Recorded data:
* * * * * * *
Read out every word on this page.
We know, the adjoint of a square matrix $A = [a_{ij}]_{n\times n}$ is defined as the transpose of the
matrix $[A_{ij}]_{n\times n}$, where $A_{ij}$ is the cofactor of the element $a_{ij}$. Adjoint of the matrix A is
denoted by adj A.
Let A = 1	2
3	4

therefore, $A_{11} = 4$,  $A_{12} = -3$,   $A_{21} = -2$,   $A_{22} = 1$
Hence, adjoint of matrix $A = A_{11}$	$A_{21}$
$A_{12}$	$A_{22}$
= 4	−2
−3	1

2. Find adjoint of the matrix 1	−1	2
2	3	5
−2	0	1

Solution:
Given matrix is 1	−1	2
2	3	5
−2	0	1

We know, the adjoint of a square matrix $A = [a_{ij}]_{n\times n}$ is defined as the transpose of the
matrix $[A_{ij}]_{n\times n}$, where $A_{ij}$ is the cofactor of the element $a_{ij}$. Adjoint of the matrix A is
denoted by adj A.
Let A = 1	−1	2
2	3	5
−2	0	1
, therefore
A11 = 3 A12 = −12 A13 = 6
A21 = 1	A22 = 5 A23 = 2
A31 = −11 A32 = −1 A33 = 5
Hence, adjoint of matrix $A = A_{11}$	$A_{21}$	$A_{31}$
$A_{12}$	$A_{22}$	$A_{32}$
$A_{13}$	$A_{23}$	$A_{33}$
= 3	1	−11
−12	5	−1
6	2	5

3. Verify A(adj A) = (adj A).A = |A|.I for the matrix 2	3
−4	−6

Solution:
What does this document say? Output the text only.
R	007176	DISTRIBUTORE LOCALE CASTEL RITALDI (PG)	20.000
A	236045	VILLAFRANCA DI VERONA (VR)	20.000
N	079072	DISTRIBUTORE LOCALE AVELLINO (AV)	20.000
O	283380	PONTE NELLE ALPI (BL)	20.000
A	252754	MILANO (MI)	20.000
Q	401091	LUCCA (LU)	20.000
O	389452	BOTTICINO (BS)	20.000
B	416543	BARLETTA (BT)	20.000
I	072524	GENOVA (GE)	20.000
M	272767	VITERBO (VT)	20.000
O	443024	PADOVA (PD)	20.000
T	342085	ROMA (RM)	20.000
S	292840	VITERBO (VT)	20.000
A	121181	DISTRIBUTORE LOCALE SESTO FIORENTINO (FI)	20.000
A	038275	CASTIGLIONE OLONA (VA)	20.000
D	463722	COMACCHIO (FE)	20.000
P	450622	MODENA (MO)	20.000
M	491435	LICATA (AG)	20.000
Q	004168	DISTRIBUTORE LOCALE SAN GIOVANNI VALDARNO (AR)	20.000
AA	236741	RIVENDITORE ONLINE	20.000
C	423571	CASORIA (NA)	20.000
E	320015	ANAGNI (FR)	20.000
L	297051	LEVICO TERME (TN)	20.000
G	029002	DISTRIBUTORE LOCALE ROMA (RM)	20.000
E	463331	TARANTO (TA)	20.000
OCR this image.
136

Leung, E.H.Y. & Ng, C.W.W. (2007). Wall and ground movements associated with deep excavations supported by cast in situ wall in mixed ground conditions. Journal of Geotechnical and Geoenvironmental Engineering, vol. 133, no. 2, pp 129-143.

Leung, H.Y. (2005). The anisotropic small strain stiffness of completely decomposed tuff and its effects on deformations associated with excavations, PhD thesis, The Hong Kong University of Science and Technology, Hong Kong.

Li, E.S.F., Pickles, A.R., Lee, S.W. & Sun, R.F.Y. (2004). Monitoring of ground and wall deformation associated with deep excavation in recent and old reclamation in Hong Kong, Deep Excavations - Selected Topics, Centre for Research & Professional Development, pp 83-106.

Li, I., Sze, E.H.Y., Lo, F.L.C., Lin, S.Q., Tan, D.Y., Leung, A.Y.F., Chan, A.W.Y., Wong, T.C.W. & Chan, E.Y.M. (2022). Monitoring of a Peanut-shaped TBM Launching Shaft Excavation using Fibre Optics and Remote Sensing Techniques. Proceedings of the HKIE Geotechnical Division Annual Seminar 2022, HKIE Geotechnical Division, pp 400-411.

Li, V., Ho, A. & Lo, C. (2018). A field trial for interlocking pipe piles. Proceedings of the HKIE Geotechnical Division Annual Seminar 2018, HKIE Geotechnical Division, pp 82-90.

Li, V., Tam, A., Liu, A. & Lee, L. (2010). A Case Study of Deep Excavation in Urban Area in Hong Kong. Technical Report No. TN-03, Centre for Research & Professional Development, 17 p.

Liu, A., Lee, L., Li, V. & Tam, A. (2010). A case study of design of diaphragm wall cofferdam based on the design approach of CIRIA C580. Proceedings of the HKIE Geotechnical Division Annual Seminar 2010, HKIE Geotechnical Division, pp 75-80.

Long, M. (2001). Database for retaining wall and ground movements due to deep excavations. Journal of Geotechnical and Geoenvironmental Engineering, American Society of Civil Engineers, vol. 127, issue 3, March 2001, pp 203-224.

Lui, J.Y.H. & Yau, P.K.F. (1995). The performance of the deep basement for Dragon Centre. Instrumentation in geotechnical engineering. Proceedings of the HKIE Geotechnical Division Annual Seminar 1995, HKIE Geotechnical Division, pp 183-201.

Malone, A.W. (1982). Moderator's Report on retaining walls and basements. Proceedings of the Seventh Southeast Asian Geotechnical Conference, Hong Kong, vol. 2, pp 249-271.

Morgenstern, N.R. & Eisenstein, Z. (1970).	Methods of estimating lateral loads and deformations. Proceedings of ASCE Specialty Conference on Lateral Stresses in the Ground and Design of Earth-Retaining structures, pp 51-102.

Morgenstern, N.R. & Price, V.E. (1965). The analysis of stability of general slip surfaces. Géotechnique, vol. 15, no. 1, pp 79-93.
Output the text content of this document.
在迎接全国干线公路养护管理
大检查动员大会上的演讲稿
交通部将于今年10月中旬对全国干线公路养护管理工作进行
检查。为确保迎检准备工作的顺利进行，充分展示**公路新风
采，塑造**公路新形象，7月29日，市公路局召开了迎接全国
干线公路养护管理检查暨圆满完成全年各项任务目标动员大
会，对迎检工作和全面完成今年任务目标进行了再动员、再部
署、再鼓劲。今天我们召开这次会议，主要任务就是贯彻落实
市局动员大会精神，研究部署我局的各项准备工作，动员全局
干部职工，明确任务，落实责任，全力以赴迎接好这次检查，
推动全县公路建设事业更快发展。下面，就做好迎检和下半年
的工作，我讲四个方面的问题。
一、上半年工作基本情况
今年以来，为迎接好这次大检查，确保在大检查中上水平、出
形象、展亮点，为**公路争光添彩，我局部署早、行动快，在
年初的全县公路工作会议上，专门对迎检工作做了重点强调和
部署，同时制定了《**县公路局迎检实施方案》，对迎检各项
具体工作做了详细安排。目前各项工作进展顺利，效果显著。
* * * * * * *
Reproduce the listing above verbatim, from first line to last.

> **TASK RESULT**:
Read out every word on this page.
We know, the adjoint of a square matrix $A = [a_{ij}]_{n\times n}$ is defined as the transpose of the
matrix $[A_{ij}]_{n\times n}$, where $A_{ij}$ is the cofactor of the element $a_{ij}$. Adjoint of the matrix A is
denoted by adj A.
Let A = 1	2
3	4

therefore, $A_{11} = 4$,  $A_{12} = -3$,   $A_{21} = -2$,   $A_{22} = 1$
Hence, adjoint of matrix $A = A_{11}$	$A_{21}$
$A_{12}$	$A_{22}$
= 4	−2
−3	1

2. Find adjoint of the matrix 1	−1	2
2	3	5
−2	0	1

Solution:
Given matrix is 1	−1	2
2	3	5
−2	0	1

We know, the adjoint of a square matrix $A = [a_{ij}]_{n\times n}$ is defined as the transpose of the
matrix $[A_{ij}]_{n\times n}$, where $A_{ij}$ is the cofactor of the element $a_{ij}$. Adjoint of the matrix A is
denoted by adj A.
Let A = 1	−1	2
2	3	5
−2	0	1
, therefore
A11 = 3 A12 = −12 A13 = 6
A21 = 1	A22 = 5 A23 = 2
A31 = −11 A32 = −1 A33 = 5
Hence, adjoint of matrix $A = A_{11}$	$A_{21}$	$A_{31}$
$A_{12}$	$A_{22}$	$A_{32}$
$A_{13}$	$A_{23}$	$A_{33}$
= 3	1	−11
−12	5	−1
6	2	5

3. Verify A(adj A) = (adj A).A = |A|.I for the matrix 2	3
−4	−6

Solution:
What does this document say? Output the text only.
R	007176	DISTRIBUTORE LOCALE CASTEL RITALDI (PG)	20.000
A	236045	VILLAFRANCA DI VERONA (VR)	20.000
N	079072	DISTRIBUTORE LOCALE AVELLINO (AV)	20.000
O	283380	PONTE NELLE ALPI (BL)	20.000
A	252754	MILANO (MI)	20.000
Q	401091	LUCCA (LU)	20.000
O	389452	BOTTICINO (BS)	20.000
B	416543	BARLETTA (BT)	20.000
I	072524	GENOVA (GE)	20.000
M	272767	VITERBO (VT)	20.000
O	443024	PADOVA (PD)	20.000
T	342085	ROMA (RM)	20.000
S	292840	VITERBO (VT)	20.000
A	121181	DISTRIBUTORE LOCALE SESTO FIORENTINO (FI)	20.000
A	038275	CASTIGLIONE OLONA (VA)	20.000
D	463722	COMACCHIO (FE)	20.000
P	450622	MODENA (MO)	20.000
M	491435	LICATA (AG)	20.000
Q	004168	DISTRIBUTORE LOCALE SAN GIOVANNI VALDARNO (AR)	20.000
AA	236741	RIVENDITORE ONLINE	20.000
C	423571	CASORIA (NA)	20.000
E	320015	ANAGNI (FR)	20.000
L	297051	LEVICO TERME (TN)	20.000
G	029002	DISTRIBUTORE LOCALE ROMA (RM)	20.000
E	463331	TARANTO (TA)	20.000
OCR this image.
136

Leung, E.H.Y. & Ng, C.W.W. (2007). Wall and ground movements associated with deep excavations supported by cast in situ wall in mixed ground conditions. Journal of Geotechnical and Geoenvironmental Engineering, vol. 133, no. 2, pp 129-143.

Leung, H.Y. (2005). The anisotropic small strain stiffness of completely decomposed tuff and its effects on deformations associated with excavations, PhD thesis, The Hong Kong University of Science and Technology, Hong Kong.

Li, E.S.F., Pickles, A.R., Lee, S.W. & Sun, R.F.Y. (2004). Monitoring of ground and wall deformation associated with deep excavation in recent and old reclamation in Hong Kong, Deep Excavations - Selected Topics, Centre for Research & Professional Development, pp 83-106.

Li, I., Sze, E.H.Y., Lo, F.L.C., Lin, S.Q., Tan, D.Y., Leung, A.Y.F., Chan, A.W.Y., Wong, T.C.W. & Chan, E.Y.M. (2022). Monitoring of a Peanut-shaped TBM Launching Shaft Excavation using Fibre Optics and Remote Sensing Techniques. Proceedings of the HKIE Geotechnical Division Annual Seminar 2022, HKIE Geotechnical Division, pp 400-411.

Li, V., Ho, A. & Lo, C. (2018). A field trial for interlocking pipe piles. Proceedings of the HKIE Geotechnical Division Annual Seminar 2018, HKIE Geotechnical Division, pp 82-90.

Li, V., Tam, A., Liu, A. & Lee, L. (2010). A Case Study of Deep Excavation in Urban Area in Hong Kong. Technical Report No. TN-03, Centre for Research & Professional Development, 17 p.

Liu, A., Lee, L., Li, V. & Tam, A. (2010). A case study of design of diaphragm wall cofferdam based on the design approach of CIRIA C580. Proceedings of the HKIE Geotechnical Division Annual Seminar 2010, HKIE Geotechnical Division, pp 75-80.

Long, M. (2001). Database for retaining wall and ground movements due to deep excavations. Journal of Geotechnical and Geoenvironmental Engineering, American Society of Civil Engineers, vol. 127, issue 3, March 2001, pp 203-224.

Lui, J.Y.H. & Yau, P.K.F. (1995). The performance of the deep basement for Dragon Centre. Instrumentation in geotechnical engineering. Proceedings of the HKIE Geotechnical Division Annual Seminar 1995, HKIE Geotechnical Division, pp 183-201.

Malone, A.W. (1982). Moderator's Report on retaining walls and basements. Proceedings of the Seventh Southeast Asian Geotechnical Conference, Hong Kong, vol. 2, pp 249-271.

Morgenstern, N.R. & Eisenstein, Z. (1970).	Methods of estimating lateral loads and deformations. Proceedings of ASCE Specialty Conference on Lateral Stresses in the Ground and Design of Earth-Retaining structures, pp 51-102.

Morgenstern, N.R. & Price, V.E. (1965). The analysis of stability of general slip surfaces. Géotechnique, vol. 15, no. 1, pp 79-93.
Output the text content of this document.
在迎接全国干线公路养护管理
大检查动员大会上的演讲稿
交通部将于今年10月中旬对全国干线公路养护管理工作进行
检查。为确保迎检准备工作的顺利进行，充分展示**公路新风
采，塑造**公路新形象，7月29日，市公路局召开了迎接全国
干线公路养护管理检查暨圆满完成全年各项任务目标动员大
会，对迎检工作和全面完成今年任务目标进行了再动员、再部
署、再鼓劲。今天我们召开这次会议，主要任务就是贯彻落实
市局动员大会精神，研究部署我局的各项准备工作，动员全局
干部职工，明确任务，落实责任，全力以赴迎接好这次检查，
推动全县公路建设事业更快发展。下面，就做好迎检和下半年
的工作，我讲四个方面的问题。
一、上半年工作基本情况
今年以来，为迎接好这次大检查，确保在大检查中上水平、出
形象、展亮点，为**公路争光添彩，我局部署早、行动快，在
年初的全县公路工作会议上，专门对迎检工作做了重点强调和
部署，同时制定了《**县公路局迎检实施方案》，对迎检各项
具体工作做了详细安排。目前各项工作进展顺利，效果显著。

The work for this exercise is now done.